Data supplied:
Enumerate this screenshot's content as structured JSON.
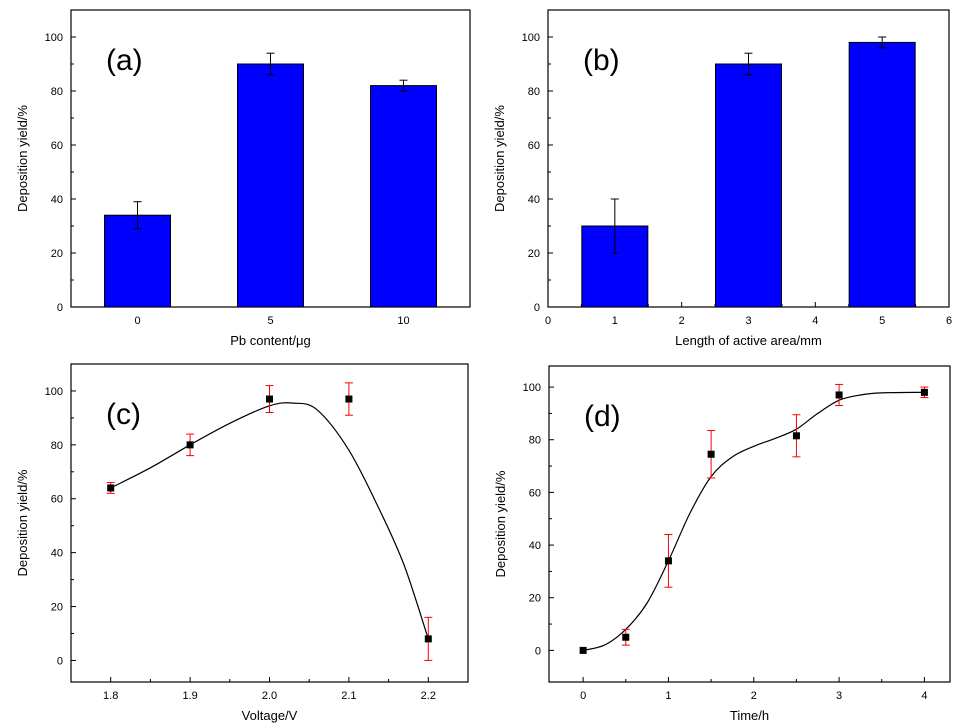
{
  "chart_data": [
    {
      "type": "bar",
      "panel_label": "(a)",
      "xlabel": "Pb content/μg",
      "ylabel": "Deposition yield/%",
      "ylim": [
        0,
        110
      ],
      "yticks": [
        0,
        20,
        40,
        60,
        80,
        100
      ],
      "categories": [
        "0",
        "5",
        "10"
      ],
      "values": [
        34,
        90,
        82
      ],
      "errors": [
        5,
        4,
        2
      ],
      "bar_color": "#0000ff",
      "error_color": "#000000"
    },
    {
      "type": "bar",
      "panel_label": "(b)",
      "xlabel": "Length of active area/mm",
      "ylabel": "Deposition yield/%",
      "xlim": [
        0,
        6
      ],
      "xticks": [
        0,
        1,
        2,
        3,
        4,
        5,
        6
      ],
      "ylim": [
        0,
        110
      ],
      "yticks": [
        0,
        20,
        40,
        60,
        80,
        100
      ],
      "x": [
        1,
        3,
        5
      ],
      "values": [
        30,
        90,
        98
      ],
      "errors": [
        10,
        4,
        2
      ],
      "bar_color": "#0000ff",
      "error_color": "#000000"
    },
    {
      "type": "scatter",
      "panel_label": "(c)",
      "xlabel": "Voltage/V",
      "ylabel": "Deposition yield/%",
      "xlim": [
        1.75,
        2.25
      ],
      "xticks": [
        "1.8",
        "1.9",
        "2.0",
        "2.1",
        "2.2"
      ],
      "ylim": [
        -8,
        110
      ],
      "yticks": [
        0,
        20,
        40,
        60,
        80,
        100
      ],
      "x": [
        1.8,
        1.9,
        2.0,
        2.1,
        2.2
      ],
      "y": [
        64,
        80,
        97,
        97,
        8
      ],
      "errors": [
        2,
        4,
        5,
        6,
        8
      ],
      "fit_curve": [
        [
          1.8,
          64
        ],
        [
          1.85,
          71.5
        ],
        [
          1.9,
          80
        ],
        [
          1.95,
          88
        ],
        [
          2.0,
          94.5
        ],
        [
          2.03,
          95.5
        ],
        [
          2.06,
          93
        ],
        [
          2.1,
          78
        ],
        [
          2.14,
          55
        ],
        [
          2.17,
          35
        ],
        [
          2.2,
          8
        ]
      ],
      "marker_color": "#000000",
      "error_color": "#ff0000"
    },
    {
      "type": "scatter",
      "panel_label": "(d)",
      "xlabel": "Time/h",
      "ylabel": "Deposition yield/%",
      "xlim": [
        -0.4,
        4.3
      ],
      "xticks": [
        0,
        1,
        2,
        3,
        4
      ],
      "ylim": [
        -12,
        108
      ],
      "yticks": [
        0,
        20,
        40,
        60,
        80,
        100
      ],
      "x": [
        0,
        0.5,
        1,
        1.5,
        2.5,
        3,
        4
      ],
      "y": [
        0,
        5,
        34,
        74.5,
        81.5,
        97,
        98
      ],
      "errors": [
        0,
        3,
        10,
        9,
        8,
        4,
        2
      ],
      "fit_curve": [
        [
          0,
          0
        ],
        [
          0.25,
          2
        ],
        [
          0.5,
          8
        ],
        [
          0.75,
          18
        ],
        [
          1,
          34
        ],
        [
          1.25,
          52
        ],
        [
          1.5,
          66
        ],
        [
          1.75,
          73.5
        ],
        [
          2,
          77.5
        ],
        [
          2.25,
          80.5
        ],
        [
          2.5,
          84
        ],
        [
          2.75,
          90
        ],
        [
          3,
          95
        ],
        [
          3.25,
          97
        ],
        [
          3.5,
          97.8
        ],
        [
          4,
          98
        ]
      ],
      "marker_color": "#000000",
      "error_color": "#ff0000"
    }
  ]
}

Task: Your copy of the data above should match it exactly, except that pictures are left out.

Solution to this problem:
Enumerate this screenshot's content as structured JSON.
{
  "chart_data": [
    {
      "type": "bar",
      "panel_label": "(a)",
      "xlabel": "Pb content/μg",
      "ylabel": "Deposition yield/%",
      "ylim": [
        0,
        110
      ],
      "yticks": [
        0,
        20,
        40,
        60,
        80,
        100
      ],
      "categories": [
        "0",
        "5",
        "10"
      ],
      "values": [
        34,
        90,
        82
      ],
      "errors": [
        5,
        4,
        2
      ],
      "bar_color": "#0000ff",
      "error_color": "#000000"
    },
    {
      "type": "bar",
      "panel_label": "(b)",
      "xlabel": "Length of active area/mm",
      "ylabel": "Deposition yield/%",
      "xlim": [
        0,
        6
      ],
      "xticks": [
        0,
        1,
        2,
        3,
        4,
        5,
        6
      ],
      "ylim": [
        0,
        110
      ],
      "yticks": [
        0,
        20,
        40,
        60,
        80,
        100
      ],
      "x": [
        1,
        3,
        5
      ],
      "values": [
        30,
        90,
        98
      ],
      "errors": [
        10,
        4,
        2
      ],
      "bar_color": "#0000ff",
      "error_color": "#000000"
    },
    {
      "type": "scatter",
      "panel_label": "(c)",
      "xlabel": "Voltage/V",
      "ylabel": "Deposition yield/%",
      "xlim": [
        1.75,
        2.25
      ],
      "xticks": [
        "1.8",
        "1.9",
        "2.0",
        "2.1",
        "2.2"
      ],
      "ylim": [
        -8,
        110
      ],
      "yticks": [
        0,
        20,
        40,
        60,
        80,
        100
      ],
      "x": [
        1.8,
        1.9,
        2.0,
        2.1,
        2.2
      ],
      "y": [
        64,
        80,
        97,
        97,
        8
      ],
      "errors": [
        2,
        4,
        5,
        6,
        8
      ],
      "fit_curve": [
        [
          1.8,
          64
        ],
        [
          1.85,
          71.5
        ],
        [
          1.9,
          80
        ],
        [
          1.95,
          88
        ],
        [
          2.0,
          94.5
        ],
        [
          2.03,
          95.5
        ],
        [
          2.06,
          93
        ],
        [
          2.1,
          78
        ],
        [
          2.14,
          55
        ],
        [
          2.17,
          35
        ],
        [
          2.2,
          8
        ]
      ],
      "marker_color": "#000000",
      "error_color": "#ff0000"
    },
    {
      "type": "scatter",
      "panel_label": "(d)",
      "xlabel": "Time/h",
      "ylabel": "Deposition yield/%",
      "xlim": [
        -0.4,
        4.3
      ],
      "xticks": [
        0,
        1,
        2,
        3,
        4
      ],
      "ylim": [
        -12,
        108
      ],
      "yticks": [
        0,
        20,
        40,
        60,
        80,
        100
      ],
      "x": [
        0,
        0.5,
        1,
        1.5,
        2.5,
        3,
        4
      ],
      "y": [
        0,
        5,
        34,
        74.5,
        81.5,
        97,
        98
      ],
      "errors": [
        0,
        3,
        10,
        9,
        8,
        4,
        2
      ],
      "fit_curve": [
        [
          0,
          0
        ],
        [
          0.25,
          2
        ],
        [
          0.5,
          8
        ],
        [
          0.75,
          18
        ],
        [
          1,
          34
        ],
        [
          1.25,
          52
        ],
        [
          1.5,
          66
        ],
        [
          1.75,
          73.5
        ],
        [
          2,
          77.5
        ],
        [
          2.25,
          80.5
        ],
        [
          2.5,
          84
        ],
        [
          2.75,
          90
        ],
        [
          3,
          95
        ],
        [
          3.25,
          97
        ],
        [
          3.5,
          97.8
        ],
        [
          4,
          98
        ]
      ],
      "marker_color": "#000000",
      "error_color": "#ff0000"
    }
  ]
}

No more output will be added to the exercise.